───── PAGE TEXT

Purpose
To evaluate the prevalence and characteristics of astigmatism in Chinese, Hispanic, Indian, Malay, Nepali and African children from eight sites of the multi-country Refractive Error Study in Children (RESC).
Methods
Among 46,260 children enumerated, cycloplegic (1% cyclopentolate) auto-refraction and a reliable visual acuity measurement were performed on 37,650 children of population-based, random cluster samples aged 5-15 in the RESC study.
Results
The prevalence of astigmatism (defined as <=-0.75 DC in the right eye) was 13.3% (95% confidence interval [CI]: 12.5%-14.0%) of all children with significant variation across ethnic groups after adjusted for confounders (p<0.001): 17.2% of Chinese, 8.22% of Indian, 12.2% of Malay, 3.32% of Nepali, 27.0% of Hispanic and 8.81% of African. The Guangzhou Chinese children (26.3%) had higher astigmatism prevalence than did the Shunyi Chinese children (9.53%). The Indian children in Delhi (9.24%) had higher prevalence than in India (5.78%). The prevalence of astigmatism decreased from 18.4% of 5-6 years old group into 11.65% of 10-12 years old group and then increased to 14.1% of 13-15 years. Higher astigmatism prevalence was associated with younger age (odds ratio [OR] =0.98, p=0.001), Female genders (OR=1.11, p=0.003), absolute spherical equivalent (OR=1.67, p<0.001). Astigmatism was predominantly oblique (cylinder between 16° to 75° or 106° to 165°; 44.8%, 95%CI: 44.0%-45.6%) and with-the-rule (WTR, cylinder between 0° to 15° or 166° to 180°; 40.2%, 95%CI: 39.1-41.3). Children with astigmatism had significantly more visual impairment (uncorrected visual acuity<=6/12) than did the children with non-astigmatism (OR=4.60, 95%CI: 4.10-5.16).
Conclusions
Astigmatism had a strong correlation with age, gender, spherical equivalent, ethnicity and site. Astigmatism was more common in Spanish and Chinese children. Children with astigmatism are more likely to have visual impairment.

──────────
───── LISTED RECORDS

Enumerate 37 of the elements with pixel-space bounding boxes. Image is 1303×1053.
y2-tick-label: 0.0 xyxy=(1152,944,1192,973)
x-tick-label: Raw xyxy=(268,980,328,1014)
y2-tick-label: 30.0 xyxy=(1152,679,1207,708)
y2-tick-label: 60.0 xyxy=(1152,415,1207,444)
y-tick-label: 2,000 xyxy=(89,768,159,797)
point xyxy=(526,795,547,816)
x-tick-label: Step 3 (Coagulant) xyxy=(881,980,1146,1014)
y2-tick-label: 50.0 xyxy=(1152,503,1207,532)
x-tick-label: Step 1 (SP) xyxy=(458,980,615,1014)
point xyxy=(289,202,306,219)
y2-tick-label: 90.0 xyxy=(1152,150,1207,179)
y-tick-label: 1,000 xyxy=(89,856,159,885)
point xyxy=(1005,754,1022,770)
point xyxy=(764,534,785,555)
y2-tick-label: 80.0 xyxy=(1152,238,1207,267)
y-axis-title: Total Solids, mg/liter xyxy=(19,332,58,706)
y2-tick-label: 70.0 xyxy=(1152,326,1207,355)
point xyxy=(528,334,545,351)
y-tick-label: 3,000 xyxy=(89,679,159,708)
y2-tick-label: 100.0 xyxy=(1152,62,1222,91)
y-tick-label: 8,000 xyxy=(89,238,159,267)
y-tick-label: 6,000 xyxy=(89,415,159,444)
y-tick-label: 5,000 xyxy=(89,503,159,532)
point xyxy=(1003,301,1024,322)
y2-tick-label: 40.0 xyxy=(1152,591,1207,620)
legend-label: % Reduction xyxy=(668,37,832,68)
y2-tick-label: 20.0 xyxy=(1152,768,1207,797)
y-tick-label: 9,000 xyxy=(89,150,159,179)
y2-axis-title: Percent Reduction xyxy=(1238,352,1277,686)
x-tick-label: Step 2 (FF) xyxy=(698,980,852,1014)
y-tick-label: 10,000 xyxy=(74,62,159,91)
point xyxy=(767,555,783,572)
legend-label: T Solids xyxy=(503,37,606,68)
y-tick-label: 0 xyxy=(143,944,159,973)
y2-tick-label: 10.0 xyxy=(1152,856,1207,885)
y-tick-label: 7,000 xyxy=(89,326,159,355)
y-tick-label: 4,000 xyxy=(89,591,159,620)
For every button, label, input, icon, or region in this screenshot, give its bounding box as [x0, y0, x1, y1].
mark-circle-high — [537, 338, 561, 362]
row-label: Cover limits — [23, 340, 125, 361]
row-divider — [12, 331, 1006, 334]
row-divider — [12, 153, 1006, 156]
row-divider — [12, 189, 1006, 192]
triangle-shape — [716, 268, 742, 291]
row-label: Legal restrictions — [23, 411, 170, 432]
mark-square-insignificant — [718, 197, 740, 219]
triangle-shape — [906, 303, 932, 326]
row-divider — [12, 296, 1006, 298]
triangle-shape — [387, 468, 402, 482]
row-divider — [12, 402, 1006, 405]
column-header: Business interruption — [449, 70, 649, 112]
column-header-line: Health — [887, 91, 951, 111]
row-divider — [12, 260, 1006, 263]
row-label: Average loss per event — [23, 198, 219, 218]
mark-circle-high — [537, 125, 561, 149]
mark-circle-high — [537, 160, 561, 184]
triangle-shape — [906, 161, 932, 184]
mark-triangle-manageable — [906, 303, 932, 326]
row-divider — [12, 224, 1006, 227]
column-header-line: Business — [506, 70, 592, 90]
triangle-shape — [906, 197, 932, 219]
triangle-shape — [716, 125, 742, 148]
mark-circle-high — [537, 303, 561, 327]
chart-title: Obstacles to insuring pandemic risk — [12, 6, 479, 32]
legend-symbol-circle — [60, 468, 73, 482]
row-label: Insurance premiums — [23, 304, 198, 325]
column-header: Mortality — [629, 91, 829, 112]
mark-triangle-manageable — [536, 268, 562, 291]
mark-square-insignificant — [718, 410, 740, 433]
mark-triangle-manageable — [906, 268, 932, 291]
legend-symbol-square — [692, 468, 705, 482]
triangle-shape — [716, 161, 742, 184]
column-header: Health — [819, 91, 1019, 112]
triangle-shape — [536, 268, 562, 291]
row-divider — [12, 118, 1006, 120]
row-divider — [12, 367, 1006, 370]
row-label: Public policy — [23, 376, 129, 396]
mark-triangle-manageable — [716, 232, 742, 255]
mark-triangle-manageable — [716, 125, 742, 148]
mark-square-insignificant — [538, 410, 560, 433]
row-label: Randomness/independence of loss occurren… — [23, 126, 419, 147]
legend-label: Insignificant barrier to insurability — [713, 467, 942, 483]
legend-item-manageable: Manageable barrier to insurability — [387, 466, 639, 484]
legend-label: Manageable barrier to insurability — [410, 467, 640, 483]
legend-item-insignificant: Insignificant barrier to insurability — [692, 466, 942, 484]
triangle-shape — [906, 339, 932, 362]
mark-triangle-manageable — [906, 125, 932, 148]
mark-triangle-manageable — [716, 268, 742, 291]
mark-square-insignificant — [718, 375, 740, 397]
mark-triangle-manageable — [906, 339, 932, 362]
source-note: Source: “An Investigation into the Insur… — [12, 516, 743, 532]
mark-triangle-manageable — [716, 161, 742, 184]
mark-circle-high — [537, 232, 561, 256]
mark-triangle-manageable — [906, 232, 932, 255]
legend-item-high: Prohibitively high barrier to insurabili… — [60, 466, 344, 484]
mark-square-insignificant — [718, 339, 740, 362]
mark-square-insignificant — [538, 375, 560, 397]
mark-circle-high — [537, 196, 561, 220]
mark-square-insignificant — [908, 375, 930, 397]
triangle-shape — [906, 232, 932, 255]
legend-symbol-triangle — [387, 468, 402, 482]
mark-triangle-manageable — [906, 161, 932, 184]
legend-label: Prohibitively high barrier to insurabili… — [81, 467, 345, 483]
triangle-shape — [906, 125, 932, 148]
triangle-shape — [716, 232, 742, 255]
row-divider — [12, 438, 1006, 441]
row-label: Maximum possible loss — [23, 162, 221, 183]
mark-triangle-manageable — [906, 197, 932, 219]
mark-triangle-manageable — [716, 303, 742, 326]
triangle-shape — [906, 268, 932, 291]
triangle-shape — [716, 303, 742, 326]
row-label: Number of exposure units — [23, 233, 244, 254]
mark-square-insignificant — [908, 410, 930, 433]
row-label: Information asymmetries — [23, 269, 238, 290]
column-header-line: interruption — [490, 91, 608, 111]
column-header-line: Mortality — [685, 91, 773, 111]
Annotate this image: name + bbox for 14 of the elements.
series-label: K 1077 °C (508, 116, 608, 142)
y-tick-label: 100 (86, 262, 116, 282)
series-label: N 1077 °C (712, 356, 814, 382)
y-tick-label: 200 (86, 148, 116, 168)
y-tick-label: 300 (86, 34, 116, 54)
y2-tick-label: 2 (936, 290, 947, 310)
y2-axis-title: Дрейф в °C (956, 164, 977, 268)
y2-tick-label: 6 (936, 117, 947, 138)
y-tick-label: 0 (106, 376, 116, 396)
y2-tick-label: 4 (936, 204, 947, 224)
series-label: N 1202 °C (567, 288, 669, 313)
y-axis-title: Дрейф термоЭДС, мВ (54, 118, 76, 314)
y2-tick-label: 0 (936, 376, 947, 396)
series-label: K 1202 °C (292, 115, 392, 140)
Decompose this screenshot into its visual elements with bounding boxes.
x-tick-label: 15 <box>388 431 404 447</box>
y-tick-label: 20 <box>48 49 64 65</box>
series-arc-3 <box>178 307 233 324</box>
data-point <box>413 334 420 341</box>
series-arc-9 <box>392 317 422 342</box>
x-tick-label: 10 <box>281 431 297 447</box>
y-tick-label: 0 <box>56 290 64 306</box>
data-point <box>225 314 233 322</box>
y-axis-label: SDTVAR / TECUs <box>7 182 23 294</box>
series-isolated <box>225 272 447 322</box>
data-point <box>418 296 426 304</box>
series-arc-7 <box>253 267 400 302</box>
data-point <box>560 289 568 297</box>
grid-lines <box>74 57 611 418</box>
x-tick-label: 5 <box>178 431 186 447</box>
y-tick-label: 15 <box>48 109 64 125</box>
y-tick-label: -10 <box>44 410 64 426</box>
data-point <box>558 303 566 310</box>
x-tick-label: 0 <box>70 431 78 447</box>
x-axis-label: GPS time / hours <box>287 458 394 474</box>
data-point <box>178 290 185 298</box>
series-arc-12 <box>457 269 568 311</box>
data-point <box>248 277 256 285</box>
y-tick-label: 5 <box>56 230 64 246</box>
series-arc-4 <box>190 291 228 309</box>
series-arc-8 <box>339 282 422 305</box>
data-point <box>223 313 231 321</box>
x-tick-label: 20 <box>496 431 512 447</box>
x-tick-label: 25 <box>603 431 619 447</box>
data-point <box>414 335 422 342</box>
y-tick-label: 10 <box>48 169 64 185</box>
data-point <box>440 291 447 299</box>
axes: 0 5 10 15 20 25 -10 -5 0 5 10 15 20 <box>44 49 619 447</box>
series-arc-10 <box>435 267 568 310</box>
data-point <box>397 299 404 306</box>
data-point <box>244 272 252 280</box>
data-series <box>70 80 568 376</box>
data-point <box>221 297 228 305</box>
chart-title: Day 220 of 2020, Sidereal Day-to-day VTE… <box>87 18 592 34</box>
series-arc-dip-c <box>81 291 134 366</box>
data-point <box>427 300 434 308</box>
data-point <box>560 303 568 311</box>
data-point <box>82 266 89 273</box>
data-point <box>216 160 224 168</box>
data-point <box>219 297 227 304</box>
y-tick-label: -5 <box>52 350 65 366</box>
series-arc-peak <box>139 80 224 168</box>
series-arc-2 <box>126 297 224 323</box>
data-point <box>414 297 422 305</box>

──────────

■ WHAT THE TASK ASKS
According to the astigmatism abstract, what share of all the children had astigmatism? The items come from a different source than the astigmatism abstract.

■ SOLUTION
13.3% (95% confidence interval: 12.5%–14.0%).